Copy out each line exactly as it appears.

════════

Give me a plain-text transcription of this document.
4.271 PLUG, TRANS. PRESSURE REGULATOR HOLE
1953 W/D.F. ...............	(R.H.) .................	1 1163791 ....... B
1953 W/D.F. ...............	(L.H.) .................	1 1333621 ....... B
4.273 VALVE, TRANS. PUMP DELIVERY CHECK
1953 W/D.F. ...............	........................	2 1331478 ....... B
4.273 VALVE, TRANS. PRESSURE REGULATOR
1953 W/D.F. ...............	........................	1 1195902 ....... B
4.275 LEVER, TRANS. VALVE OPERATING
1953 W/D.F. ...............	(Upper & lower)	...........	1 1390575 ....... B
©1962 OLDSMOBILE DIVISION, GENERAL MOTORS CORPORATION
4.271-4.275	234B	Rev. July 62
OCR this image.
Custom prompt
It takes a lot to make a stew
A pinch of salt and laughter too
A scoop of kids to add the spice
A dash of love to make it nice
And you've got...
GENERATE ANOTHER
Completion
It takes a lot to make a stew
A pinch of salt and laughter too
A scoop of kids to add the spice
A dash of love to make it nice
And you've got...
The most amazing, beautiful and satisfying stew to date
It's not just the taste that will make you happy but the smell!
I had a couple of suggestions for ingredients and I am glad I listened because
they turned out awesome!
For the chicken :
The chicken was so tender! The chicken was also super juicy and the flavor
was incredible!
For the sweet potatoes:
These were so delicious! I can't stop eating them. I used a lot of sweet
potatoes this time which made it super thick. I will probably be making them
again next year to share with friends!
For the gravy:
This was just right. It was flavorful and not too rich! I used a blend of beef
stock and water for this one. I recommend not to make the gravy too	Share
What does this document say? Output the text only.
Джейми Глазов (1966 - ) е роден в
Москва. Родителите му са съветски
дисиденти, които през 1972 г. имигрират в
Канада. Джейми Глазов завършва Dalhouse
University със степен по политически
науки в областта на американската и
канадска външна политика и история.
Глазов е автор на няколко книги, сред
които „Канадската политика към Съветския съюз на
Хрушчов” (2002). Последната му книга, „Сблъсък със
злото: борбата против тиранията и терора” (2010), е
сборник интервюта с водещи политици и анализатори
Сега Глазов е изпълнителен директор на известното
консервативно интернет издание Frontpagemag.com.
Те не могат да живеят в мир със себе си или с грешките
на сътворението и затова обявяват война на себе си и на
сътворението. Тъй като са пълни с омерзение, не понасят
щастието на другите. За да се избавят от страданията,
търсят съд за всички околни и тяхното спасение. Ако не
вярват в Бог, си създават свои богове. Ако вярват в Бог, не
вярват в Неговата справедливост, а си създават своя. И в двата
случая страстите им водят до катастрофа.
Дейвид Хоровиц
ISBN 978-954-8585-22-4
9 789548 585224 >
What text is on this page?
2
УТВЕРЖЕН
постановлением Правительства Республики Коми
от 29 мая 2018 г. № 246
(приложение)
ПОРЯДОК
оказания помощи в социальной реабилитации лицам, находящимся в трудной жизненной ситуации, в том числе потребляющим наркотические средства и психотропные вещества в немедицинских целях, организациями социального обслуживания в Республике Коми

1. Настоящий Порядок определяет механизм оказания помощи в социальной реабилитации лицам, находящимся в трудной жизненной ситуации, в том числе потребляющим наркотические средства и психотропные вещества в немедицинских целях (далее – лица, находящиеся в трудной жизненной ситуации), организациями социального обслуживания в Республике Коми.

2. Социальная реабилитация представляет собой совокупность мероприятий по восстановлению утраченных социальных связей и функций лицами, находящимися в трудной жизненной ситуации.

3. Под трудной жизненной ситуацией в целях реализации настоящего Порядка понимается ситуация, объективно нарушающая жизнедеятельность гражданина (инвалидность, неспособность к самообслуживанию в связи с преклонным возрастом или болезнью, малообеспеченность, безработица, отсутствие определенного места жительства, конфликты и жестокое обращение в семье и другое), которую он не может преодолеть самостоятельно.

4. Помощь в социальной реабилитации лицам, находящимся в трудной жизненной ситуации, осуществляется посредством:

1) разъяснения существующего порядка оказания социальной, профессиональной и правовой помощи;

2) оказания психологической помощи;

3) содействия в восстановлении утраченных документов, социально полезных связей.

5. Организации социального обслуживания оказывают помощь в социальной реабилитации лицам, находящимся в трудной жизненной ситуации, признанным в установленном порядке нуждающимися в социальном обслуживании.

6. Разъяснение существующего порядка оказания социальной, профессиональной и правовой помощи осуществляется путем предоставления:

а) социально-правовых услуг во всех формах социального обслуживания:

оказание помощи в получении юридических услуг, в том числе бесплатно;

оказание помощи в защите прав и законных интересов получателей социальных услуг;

════════

**THE REPLY**:
Give me a plain-text transcription of this document.
4.271 PLUG, TRANS. PRESSURE REGULATOR HOLE
1953 W/D.F. ...............	(R.H.) .................	1 1163791 ....... B
1953 W/D.F. ...............	(L.H.) .................	1 1333621 ....... B
4.273 VALVE, TRANS. PUMP DELIVERY CHECK
1953 W/D.F. ...............	........................	2 1331478 ....... B
4.273 VALVE, TRANS. PRESSURE REGULATOR
1953 W/D.F. ...............	........................	1 1195902 ....... B
4.275 LEVER, TRANS. VALVE OPERATING
1953 W/D.F. ...............	(Upper & lower)	...........	1 1390575 ....... B
©1962 OLDSMOBILE DIVISION, GENERAL MOTORS CORPORATION
4.271-4.275	234B	Rev. July 62
OCR this image.
Custom prompt
It takes a lot to make a stew
A pinch of salt and laughter too
A scoop of kids to add the spice
A dash of love to make it nice
And you've got...
GENERATE ANOTHER
Completion
It takes a lot to make a stew
A pinch of salt and laughter too
A scoop of kids to add the spice
A dash of love to make it nice
And you've got...
The most amazing, beautiful and satisfying stew to date
It's not just the taste that will make you happy but the smell!
I had a couple of suggestions for ingredients and I am glad I listened because
they turned out awesome!
For the chicken :
The chicken was so tender! The chicken was also super juicy and the flavor
was incredible!
For the sweet potatoes:
These were so delicious! I can't stop eating them. I used a lot of sweet
potatoes this time which made it super thick. I will probably be making them
again next year to share with friends!
For the gravy:
This was just right. It was flavorful and not too rich! I used a blend of beef
stock and water for this one. I recommend not to make the gravy too	Share
What does this document say? Output the text only.
Джейми Глазов (1966 - ) е роден в
Москва. Родителите му са съветски
дисиденти, които през 1972 г. имигрират в
Канада. Джейми Глазов завършва Dalhouse
University със степен по политически
науки в областта на американската и
канадска външна политика и история.
Глазов е автор на няколко книги, сред
които „Канадската политика към Съветския съюз на
Хрушчов” (2002). Последната му книга, „Сблъсък със
злото: борбата против тиранията и терора” (2010), е
сборник интервюта с водещи политици и анализатори
Сега Глазов е изпълнителен директор на известното
консервативно интернет издание Frontpagemag.com.
Те не могат да живеят в мир със себе си или с грешките
на сътворението и затова обявяват война на себе си и на
сътворението. Тъй като са пълни с омерзение, не понасят
щастието на другите. За да се избавят от страданията,
търсят съд за всички околни и тяхното спасение. Ако не
вярват в Бог, си създават свои богове. Ако вярват в Бог, не
вярват в Неговата справедливост, а си създават своя. И в двата
случая страстите им водят до катастрофа.
Дейвид Хоровиц
ISBN 978-954-8585-22-4
9 789548 585224 >
What text is on this page?
2
УТВЕРЖЕН
постановлением Правительства Республики Коми
от 29 мая 2018 г. № 246
(приложение)
ПОРЯДОК
оказания помощи в социальной реабилитации лицам, находящимся в трудной жизненной ситуации, в том числе потребляющим наркотические средства и психотропные вещества в немедицинских целях, организациями социального обслуживания в Республике Коми

1. Настоящий Порядок определяет механизм оказания помощи в социальной реабилитации лицам, находящимся в трудной жизненной ситуации, в том числе потребляющим наркотические средства и психотропные вещества в немедицинских целях (далее – лица, находящиеся в трудной жизненной ситуации), организациями социального обслуживания в Республике Коми.

2. Социальная реабилитация представляет собой совокупность мероприятий по восстановлению утраченных социальных связей и функций лицами, находящимися в трудной жизненной ситуации.

3. Под трудной жизненной ситуацией в целях реализации настоящего Порядка понимается ситуация, объективно нарушающая жизнедеятельность гражданина (инвалидность, неспособность к самообслуживанию в связи с преклонным возрастом или болезнью, малообеспеченность, безработица, отсутствие определенного места жительства, конфликты и жестокое обращение в семье и другое), которую он не может преодолеть самостоятельно.

4. Помощь в социальной реабилитации лицам, находящимся в трудной жизненной ситуации, осуществляется посредством:

1) разъяснения существующего порядка оказания социальной, профессиональной и правовой помощи;

2) оказания психологической помощи;

3) содействия в восстановлении утраченных документов, социально полезных связей.

5. Организации социального обслуживания оказывают помощь в социальной реабилитации лицам, находящимся в трудной жизненной ситуации, признанным в установленном порядке нуждающимися в социальном обслуживании.

6. Разъяснение существующего порядка оказания социальной, профессиональной и правовой помощи осуществляется путем предоставления:

а) социально-правовых услуг во всех формах социального обслуживания:

оказание помощи в получении юридических услуг, в том числе бесплатно;

оказание помощи в защите прав и законных интересов получателей социальных услуг;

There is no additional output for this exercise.